#### Short exercise:
Identify and reproduce every line holding the string "What".

#### Records for this task:
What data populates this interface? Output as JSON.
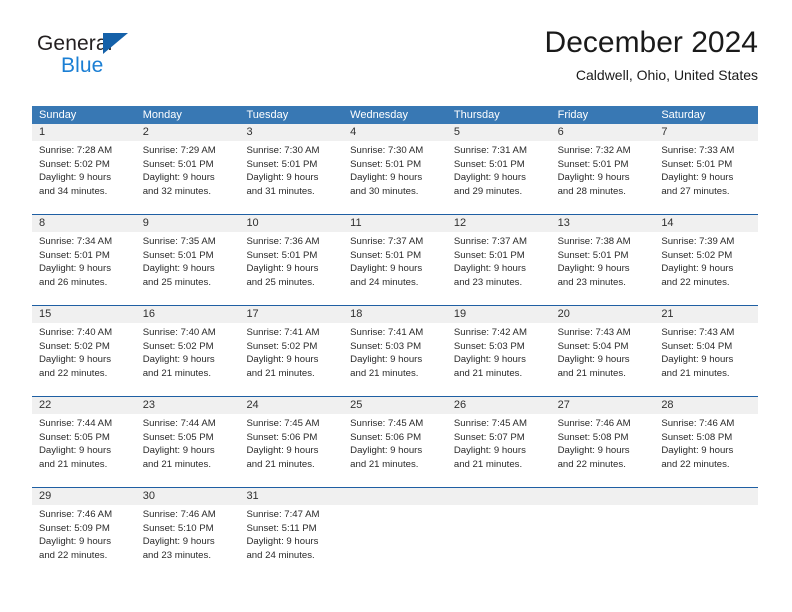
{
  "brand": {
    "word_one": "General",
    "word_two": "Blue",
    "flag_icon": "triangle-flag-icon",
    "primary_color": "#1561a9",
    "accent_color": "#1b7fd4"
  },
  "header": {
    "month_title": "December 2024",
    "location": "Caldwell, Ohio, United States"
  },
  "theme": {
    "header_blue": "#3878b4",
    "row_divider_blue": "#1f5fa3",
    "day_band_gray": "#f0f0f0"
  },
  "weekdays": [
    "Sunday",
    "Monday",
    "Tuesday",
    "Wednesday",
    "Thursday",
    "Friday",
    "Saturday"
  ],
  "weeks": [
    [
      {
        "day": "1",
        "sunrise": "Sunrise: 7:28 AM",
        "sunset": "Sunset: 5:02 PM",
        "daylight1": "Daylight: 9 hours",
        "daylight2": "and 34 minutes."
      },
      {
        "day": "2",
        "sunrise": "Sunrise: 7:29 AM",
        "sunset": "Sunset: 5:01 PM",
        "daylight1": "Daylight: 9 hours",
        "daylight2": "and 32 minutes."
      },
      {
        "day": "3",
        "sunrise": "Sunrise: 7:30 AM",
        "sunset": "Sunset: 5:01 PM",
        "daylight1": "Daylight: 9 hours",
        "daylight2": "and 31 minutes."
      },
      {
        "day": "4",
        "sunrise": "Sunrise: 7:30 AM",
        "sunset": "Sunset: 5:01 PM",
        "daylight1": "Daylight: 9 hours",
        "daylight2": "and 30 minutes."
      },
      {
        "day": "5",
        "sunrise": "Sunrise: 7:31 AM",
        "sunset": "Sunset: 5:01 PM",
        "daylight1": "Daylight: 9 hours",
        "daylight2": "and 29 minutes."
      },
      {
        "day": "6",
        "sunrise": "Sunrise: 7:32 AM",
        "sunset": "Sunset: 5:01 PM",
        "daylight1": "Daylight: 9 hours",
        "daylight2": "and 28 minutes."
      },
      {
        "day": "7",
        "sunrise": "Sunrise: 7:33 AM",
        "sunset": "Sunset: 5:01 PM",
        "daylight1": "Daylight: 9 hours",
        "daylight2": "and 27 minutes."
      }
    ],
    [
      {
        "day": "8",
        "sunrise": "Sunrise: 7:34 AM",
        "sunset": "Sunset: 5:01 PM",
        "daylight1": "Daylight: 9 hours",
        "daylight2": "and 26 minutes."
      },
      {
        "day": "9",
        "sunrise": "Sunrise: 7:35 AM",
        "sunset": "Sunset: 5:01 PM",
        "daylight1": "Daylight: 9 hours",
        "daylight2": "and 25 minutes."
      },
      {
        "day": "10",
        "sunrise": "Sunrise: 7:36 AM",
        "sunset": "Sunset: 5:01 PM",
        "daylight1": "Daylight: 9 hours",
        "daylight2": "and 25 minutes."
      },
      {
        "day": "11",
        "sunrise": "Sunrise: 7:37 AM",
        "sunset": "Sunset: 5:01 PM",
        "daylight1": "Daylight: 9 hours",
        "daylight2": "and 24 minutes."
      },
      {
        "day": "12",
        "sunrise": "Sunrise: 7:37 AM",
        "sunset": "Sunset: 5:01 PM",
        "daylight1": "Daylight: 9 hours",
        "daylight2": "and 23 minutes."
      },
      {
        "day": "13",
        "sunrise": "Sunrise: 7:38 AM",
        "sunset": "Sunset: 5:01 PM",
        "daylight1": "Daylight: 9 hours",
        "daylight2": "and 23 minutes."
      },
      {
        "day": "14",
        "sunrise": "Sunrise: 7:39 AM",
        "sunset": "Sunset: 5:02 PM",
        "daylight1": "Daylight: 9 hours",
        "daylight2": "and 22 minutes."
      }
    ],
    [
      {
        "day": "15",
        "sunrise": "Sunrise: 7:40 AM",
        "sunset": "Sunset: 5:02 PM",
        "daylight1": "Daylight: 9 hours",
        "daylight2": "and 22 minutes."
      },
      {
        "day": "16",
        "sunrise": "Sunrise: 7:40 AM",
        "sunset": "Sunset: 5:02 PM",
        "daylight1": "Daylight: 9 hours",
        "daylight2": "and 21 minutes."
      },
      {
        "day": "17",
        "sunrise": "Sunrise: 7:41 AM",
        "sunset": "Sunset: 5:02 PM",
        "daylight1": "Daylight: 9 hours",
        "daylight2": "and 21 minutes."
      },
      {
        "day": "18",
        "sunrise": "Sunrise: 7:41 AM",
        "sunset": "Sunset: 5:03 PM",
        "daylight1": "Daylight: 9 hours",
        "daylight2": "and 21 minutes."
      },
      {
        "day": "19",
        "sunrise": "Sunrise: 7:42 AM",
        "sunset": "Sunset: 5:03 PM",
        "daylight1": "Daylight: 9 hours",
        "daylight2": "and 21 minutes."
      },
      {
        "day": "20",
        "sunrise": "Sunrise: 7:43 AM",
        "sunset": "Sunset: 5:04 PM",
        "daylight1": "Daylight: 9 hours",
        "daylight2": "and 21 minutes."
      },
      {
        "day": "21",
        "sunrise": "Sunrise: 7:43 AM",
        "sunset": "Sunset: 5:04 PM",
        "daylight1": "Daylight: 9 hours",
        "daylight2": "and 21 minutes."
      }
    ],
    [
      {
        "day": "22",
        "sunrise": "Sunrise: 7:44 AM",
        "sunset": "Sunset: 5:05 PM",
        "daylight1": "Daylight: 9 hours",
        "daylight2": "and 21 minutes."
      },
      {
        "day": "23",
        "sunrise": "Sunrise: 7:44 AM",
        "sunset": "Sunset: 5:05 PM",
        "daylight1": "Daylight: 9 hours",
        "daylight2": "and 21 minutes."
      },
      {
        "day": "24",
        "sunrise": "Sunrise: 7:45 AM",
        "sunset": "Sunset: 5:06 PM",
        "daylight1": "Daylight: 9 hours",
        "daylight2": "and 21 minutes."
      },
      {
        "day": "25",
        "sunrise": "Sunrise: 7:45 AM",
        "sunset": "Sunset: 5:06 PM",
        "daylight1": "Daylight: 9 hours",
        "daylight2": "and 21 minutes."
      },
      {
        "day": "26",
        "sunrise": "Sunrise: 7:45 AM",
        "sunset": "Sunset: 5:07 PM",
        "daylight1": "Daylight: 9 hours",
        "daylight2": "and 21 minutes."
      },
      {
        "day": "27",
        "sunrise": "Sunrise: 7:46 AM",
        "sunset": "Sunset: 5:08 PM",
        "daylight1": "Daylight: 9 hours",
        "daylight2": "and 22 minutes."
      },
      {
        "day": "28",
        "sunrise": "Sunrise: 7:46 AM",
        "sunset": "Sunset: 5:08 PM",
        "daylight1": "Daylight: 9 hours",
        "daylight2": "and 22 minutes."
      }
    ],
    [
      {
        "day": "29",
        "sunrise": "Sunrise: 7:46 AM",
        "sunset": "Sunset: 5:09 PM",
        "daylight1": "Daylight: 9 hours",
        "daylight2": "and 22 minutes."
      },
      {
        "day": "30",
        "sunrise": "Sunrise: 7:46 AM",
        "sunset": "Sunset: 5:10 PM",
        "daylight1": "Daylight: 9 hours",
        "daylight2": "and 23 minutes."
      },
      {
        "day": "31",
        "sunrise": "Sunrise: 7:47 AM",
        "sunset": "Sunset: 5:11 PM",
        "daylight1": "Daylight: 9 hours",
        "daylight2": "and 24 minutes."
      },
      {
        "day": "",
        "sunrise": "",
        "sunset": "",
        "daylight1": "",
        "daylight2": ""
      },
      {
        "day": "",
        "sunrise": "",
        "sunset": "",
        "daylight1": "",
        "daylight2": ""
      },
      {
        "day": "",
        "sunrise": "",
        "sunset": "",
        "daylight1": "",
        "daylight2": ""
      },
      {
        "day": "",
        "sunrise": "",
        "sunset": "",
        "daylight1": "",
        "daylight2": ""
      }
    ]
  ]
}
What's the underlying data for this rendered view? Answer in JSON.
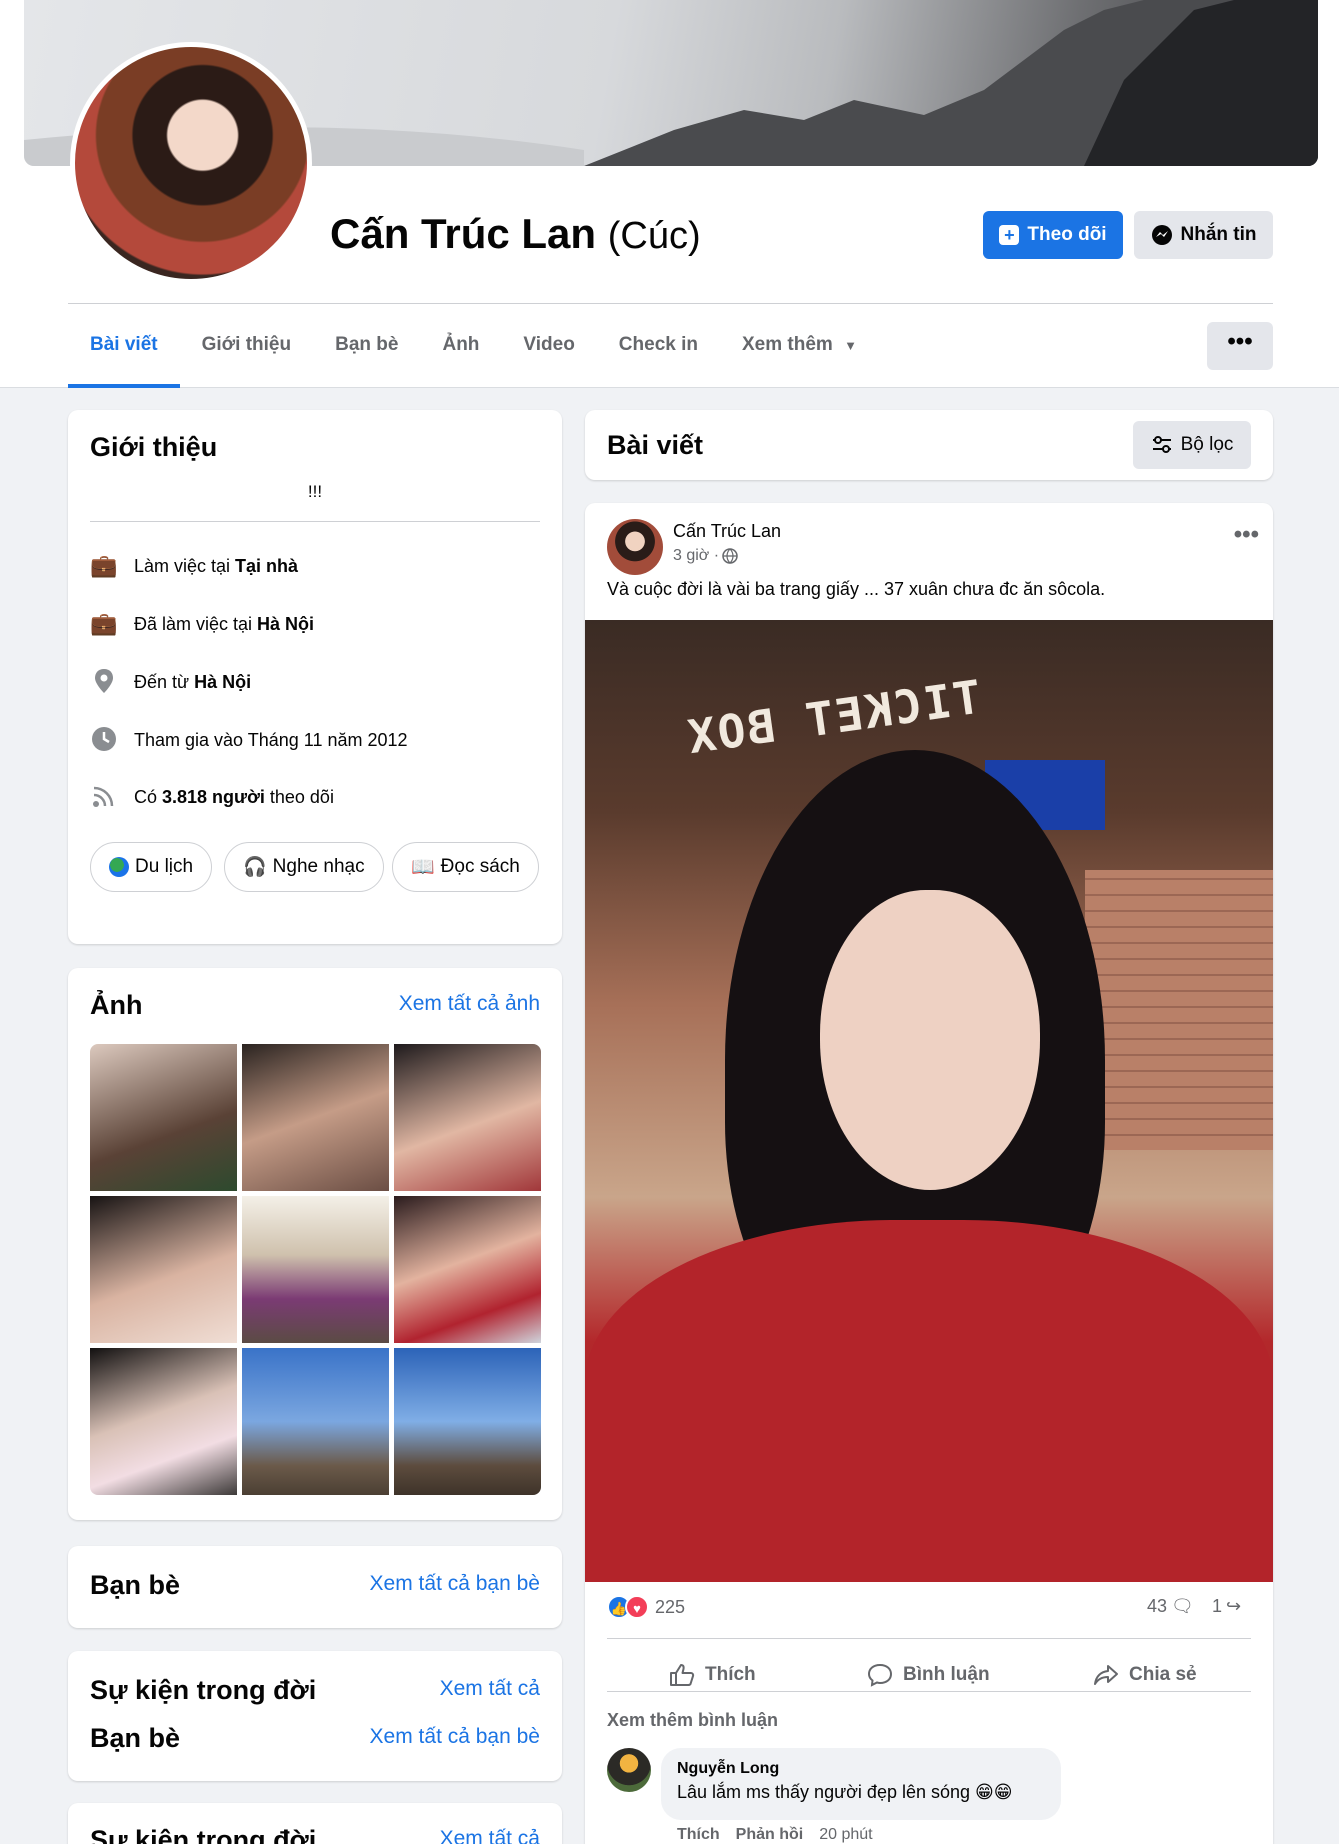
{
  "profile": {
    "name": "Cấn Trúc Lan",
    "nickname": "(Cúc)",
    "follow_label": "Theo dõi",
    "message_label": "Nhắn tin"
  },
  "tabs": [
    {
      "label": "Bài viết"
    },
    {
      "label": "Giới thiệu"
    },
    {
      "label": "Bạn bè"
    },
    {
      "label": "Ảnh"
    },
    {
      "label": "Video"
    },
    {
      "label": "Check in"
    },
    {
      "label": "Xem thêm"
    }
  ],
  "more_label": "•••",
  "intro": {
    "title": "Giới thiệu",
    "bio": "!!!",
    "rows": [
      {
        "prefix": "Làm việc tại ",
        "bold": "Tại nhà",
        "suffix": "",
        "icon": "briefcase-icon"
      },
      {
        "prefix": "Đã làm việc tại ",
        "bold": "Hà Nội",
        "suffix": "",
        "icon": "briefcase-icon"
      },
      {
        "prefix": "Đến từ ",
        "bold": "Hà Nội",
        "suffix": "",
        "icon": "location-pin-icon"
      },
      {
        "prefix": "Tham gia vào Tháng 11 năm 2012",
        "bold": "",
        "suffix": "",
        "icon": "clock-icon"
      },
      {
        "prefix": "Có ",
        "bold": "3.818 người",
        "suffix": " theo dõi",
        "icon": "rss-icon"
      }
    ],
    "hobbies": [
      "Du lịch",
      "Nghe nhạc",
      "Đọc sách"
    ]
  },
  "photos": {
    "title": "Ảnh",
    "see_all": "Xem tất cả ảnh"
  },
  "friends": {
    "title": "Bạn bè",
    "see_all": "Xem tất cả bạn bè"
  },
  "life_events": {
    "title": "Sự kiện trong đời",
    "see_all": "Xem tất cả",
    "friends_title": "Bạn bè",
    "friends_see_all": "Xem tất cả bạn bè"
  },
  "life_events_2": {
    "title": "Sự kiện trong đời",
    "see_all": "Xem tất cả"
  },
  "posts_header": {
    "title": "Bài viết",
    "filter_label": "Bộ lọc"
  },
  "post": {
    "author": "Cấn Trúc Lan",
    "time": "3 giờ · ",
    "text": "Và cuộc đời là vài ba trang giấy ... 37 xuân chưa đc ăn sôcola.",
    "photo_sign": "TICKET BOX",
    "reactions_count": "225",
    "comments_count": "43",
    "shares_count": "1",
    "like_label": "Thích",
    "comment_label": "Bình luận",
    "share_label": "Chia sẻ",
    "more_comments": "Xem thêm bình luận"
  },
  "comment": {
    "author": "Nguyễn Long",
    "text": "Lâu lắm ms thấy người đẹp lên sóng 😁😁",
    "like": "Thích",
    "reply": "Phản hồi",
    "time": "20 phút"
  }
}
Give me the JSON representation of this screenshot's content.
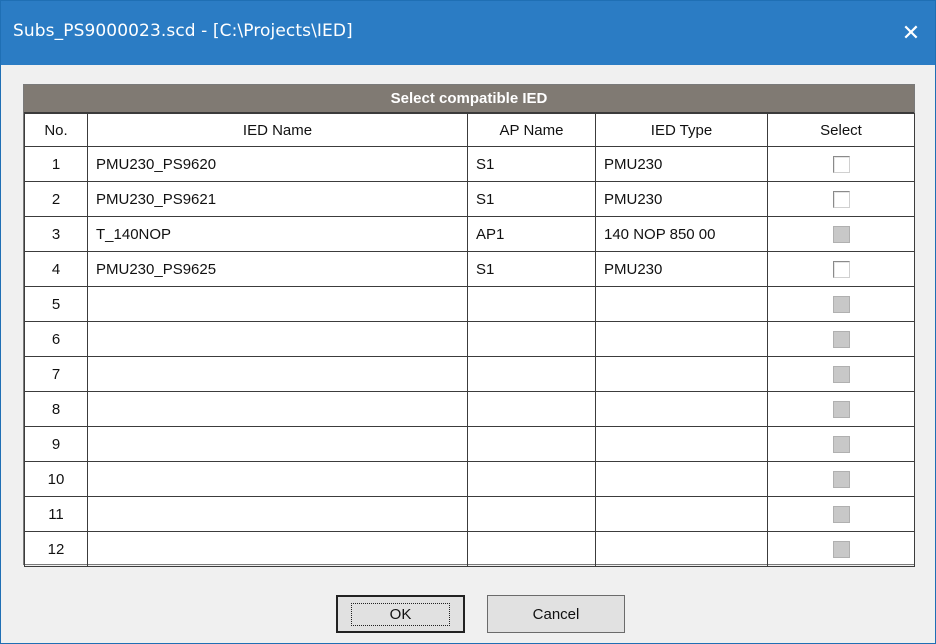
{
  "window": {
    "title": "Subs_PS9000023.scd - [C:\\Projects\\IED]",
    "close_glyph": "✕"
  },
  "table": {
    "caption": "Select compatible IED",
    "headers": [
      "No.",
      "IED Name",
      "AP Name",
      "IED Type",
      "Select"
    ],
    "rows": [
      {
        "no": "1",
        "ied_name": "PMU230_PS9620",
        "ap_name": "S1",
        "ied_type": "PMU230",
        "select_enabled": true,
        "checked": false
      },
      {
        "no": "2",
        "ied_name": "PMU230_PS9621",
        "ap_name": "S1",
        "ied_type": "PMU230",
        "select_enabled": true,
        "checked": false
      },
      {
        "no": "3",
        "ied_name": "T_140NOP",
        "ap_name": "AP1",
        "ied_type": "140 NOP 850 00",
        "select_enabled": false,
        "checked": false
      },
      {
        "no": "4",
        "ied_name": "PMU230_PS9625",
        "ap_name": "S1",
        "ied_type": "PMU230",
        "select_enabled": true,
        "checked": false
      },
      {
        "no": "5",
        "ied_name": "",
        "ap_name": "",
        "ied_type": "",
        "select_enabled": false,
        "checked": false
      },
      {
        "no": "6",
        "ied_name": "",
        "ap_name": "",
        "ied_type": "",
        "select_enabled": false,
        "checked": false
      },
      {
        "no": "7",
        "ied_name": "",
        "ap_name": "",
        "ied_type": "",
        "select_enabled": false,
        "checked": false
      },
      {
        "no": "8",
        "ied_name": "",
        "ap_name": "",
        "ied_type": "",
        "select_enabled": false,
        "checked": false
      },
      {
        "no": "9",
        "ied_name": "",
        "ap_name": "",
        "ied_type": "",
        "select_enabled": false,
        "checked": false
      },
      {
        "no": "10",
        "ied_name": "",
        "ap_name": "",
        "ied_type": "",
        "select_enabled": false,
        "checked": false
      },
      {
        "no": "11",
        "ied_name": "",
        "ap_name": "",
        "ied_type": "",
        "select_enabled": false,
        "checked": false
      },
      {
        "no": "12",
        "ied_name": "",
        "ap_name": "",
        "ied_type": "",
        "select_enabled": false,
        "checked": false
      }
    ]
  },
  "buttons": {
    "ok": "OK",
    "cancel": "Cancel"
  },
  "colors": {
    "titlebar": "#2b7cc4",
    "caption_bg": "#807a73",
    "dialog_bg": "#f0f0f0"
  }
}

#### Complete response:
What data populates this interface? Output as JSON.
What's the underlying data for this rendered view? Answer in JSON.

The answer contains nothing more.